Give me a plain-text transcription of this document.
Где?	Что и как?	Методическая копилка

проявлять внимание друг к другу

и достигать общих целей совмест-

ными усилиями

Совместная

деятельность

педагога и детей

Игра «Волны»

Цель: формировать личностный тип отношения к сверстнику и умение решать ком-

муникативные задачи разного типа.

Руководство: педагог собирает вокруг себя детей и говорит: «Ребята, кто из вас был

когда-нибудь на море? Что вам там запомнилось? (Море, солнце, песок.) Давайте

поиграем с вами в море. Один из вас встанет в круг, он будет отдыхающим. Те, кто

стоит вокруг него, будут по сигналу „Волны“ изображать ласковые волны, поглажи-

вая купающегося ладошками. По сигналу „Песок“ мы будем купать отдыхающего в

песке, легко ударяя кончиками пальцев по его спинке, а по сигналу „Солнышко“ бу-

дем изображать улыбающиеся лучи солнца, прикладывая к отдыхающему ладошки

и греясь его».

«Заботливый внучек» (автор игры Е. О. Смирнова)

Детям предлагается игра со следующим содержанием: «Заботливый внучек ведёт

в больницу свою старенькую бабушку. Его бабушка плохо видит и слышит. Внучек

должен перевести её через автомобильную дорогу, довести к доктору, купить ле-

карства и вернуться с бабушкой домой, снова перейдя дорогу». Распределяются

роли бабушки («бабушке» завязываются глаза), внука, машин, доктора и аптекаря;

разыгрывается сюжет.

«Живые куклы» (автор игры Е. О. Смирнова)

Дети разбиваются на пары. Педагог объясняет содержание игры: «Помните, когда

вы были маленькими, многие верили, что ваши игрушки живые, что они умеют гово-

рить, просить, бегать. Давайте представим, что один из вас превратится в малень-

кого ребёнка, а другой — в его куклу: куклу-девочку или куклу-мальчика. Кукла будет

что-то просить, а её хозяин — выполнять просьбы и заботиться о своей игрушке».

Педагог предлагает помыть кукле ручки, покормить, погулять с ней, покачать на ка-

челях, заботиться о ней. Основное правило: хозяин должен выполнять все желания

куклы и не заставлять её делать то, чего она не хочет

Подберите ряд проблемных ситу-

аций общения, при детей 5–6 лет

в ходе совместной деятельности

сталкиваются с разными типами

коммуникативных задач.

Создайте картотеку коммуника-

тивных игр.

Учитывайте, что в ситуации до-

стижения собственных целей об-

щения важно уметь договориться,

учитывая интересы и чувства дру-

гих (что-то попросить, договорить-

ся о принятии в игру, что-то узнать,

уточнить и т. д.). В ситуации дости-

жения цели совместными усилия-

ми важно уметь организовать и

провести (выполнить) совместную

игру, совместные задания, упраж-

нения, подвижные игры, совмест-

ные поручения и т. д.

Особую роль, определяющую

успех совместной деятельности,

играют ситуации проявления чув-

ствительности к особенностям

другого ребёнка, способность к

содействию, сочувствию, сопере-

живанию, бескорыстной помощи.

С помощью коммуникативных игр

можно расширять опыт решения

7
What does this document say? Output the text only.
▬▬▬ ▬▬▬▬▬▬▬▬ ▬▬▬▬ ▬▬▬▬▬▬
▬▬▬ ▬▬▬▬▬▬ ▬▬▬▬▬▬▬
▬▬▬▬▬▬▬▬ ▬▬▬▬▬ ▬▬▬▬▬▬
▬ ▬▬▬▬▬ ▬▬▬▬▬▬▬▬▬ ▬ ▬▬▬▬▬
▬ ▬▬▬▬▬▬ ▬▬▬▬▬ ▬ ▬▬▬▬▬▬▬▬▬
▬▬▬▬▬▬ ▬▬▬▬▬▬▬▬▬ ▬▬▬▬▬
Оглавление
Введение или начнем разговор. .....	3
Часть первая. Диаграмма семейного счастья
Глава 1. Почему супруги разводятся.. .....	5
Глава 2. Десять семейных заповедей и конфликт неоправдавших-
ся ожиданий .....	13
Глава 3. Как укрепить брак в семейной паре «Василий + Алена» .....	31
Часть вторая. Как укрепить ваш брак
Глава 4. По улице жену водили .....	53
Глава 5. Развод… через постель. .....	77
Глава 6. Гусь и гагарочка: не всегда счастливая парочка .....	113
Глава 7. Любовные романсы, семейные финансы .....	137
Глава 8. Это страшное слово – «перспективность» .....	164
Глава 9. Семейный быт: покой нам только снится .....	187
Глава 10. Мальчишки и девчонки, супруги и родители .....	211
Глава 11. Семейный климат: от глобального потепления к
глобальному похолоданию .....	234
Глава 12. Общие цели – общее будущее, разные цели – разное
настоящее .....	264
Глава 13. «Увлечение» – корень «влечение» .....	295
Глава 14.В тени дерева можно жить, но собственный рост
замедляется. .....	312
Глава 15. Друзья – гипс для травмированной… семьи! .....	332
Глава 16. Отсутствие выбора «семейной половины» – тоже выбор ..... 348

========

Using the entries above, find all lines with "деятельности". Copy them.

**Reply to the task:**
в ходе совместной деятельности
успех совместной деятельности,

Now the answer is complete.